Information provided:
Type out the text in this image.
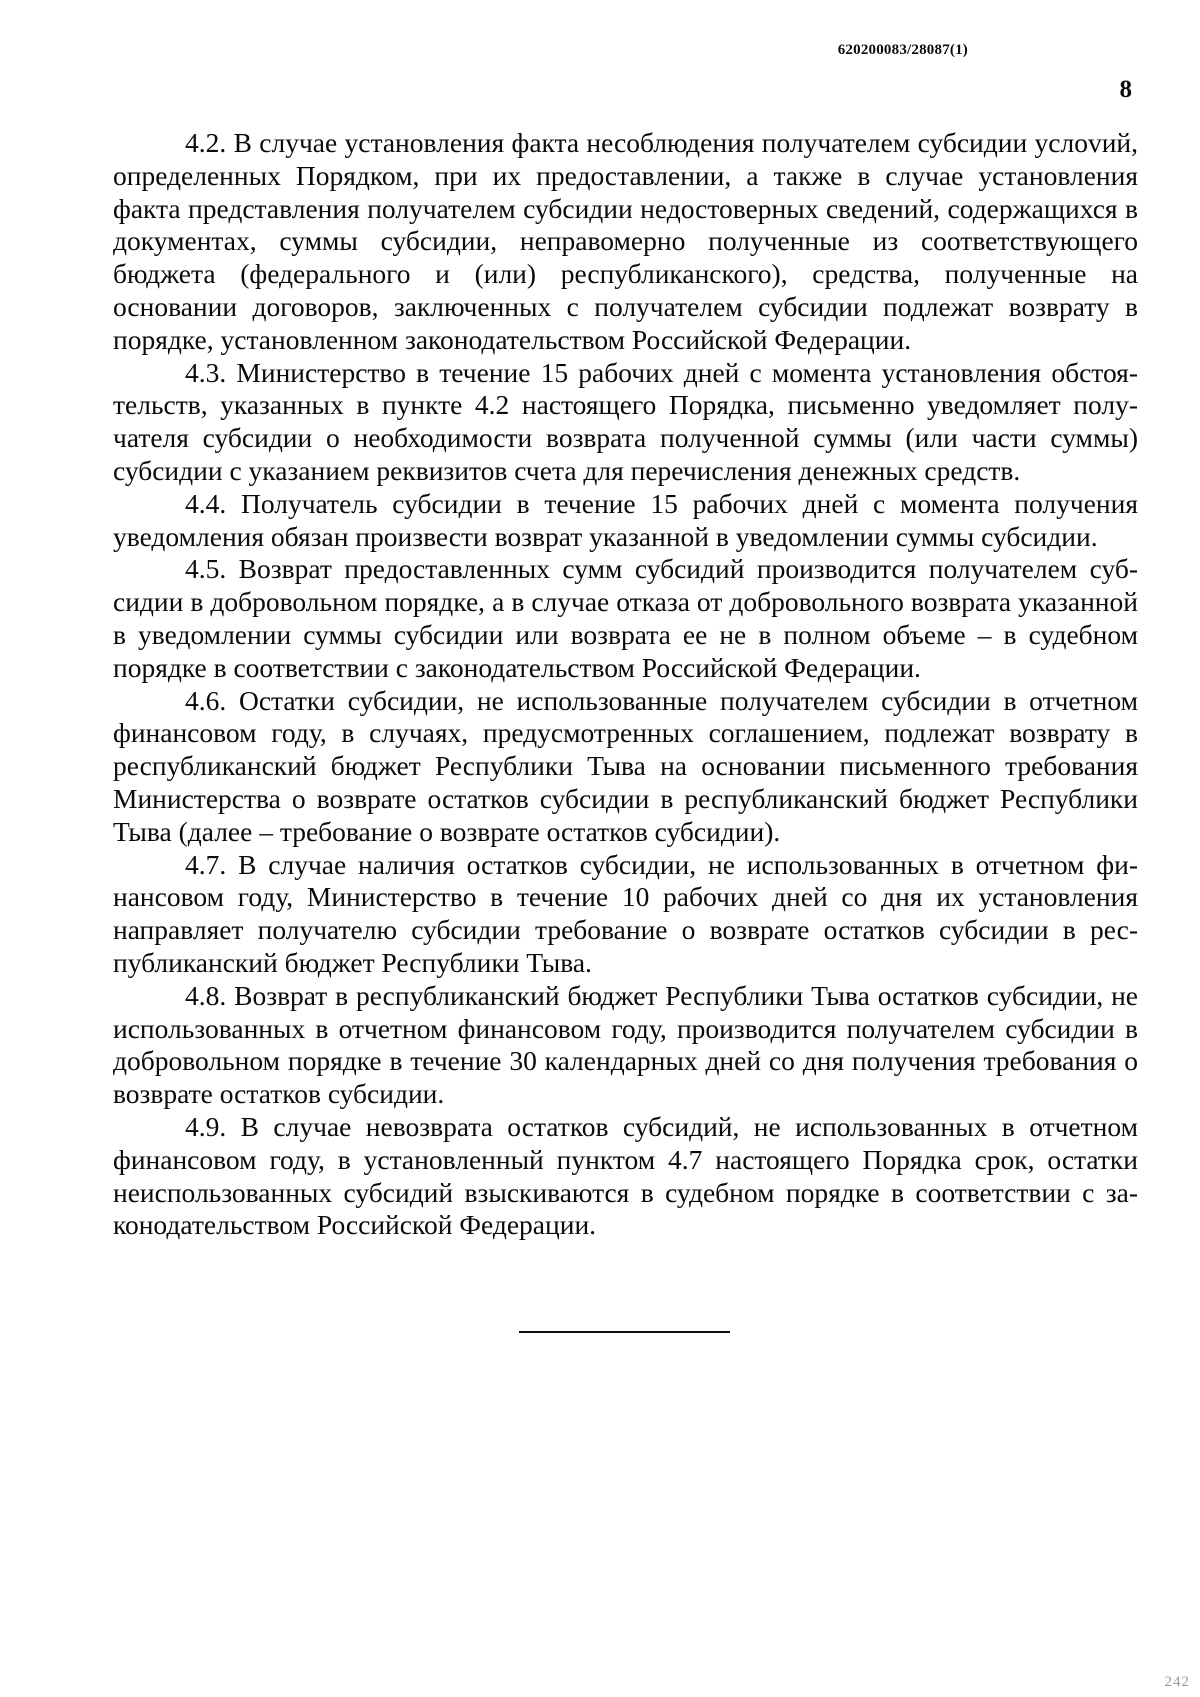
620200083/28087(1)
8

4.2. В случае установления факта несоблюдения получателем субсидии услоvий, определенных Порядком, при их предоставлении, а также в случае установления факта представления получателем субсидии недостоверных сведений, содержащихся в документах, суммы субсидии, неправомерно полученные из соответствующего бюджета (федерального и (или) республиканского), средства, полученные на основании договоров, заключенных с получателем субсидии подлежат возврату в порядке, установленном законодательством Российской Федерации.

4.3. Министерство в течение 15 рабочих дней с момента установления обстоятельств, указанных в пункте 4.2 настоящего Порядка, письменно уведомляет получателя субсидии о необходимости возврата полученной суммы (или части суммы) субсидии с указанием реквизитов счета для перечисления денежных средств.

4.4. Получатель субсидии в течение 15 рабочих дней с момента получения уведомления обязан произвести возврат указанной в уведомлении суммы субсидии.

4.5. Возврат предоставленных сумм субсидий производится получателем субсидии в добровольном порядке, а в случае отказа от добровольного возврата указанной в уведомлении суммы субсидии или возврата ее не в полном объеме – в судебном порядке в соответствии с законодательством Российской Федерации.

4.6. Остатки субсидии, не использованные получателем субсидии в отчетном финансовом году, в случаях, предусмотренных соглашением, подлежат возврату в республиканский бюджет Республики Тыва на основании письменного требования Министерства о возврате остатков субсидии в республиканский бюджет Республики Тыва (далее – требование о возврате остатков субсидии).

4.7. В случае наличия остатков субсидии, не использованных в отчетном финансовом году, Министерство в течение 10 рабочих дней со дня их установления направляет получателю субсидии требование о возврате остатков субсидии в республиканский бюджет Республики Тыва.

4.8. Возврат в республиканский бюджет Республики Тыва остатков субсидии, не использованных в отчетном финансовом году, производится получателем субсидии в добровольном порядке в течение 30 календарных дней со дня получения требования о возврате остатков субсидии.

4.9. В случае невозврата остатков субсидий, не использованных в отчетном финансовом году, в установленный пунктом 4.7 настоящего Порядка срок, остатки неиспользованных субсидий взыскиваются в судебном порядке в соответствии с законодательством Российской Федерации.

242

Your goal: Return every line from the records above that holds the word "уведомлении".

Written answer:
4.4. Получатель субсидии в течение 15 рабочих дней с момента получения уведомления обязан произвести возврат указанной в уведомлении суммы субсидии.
4.5. Возврат предоставленных сумм субсидий производится получателем субсидии в добровольном порядке, а в случае отказа от добровольного возврата указанной в уведомлении суммы субсидии или возврата ее не в полном объеме – в судебном порядке в соответствии с законодательством Российской Федерации.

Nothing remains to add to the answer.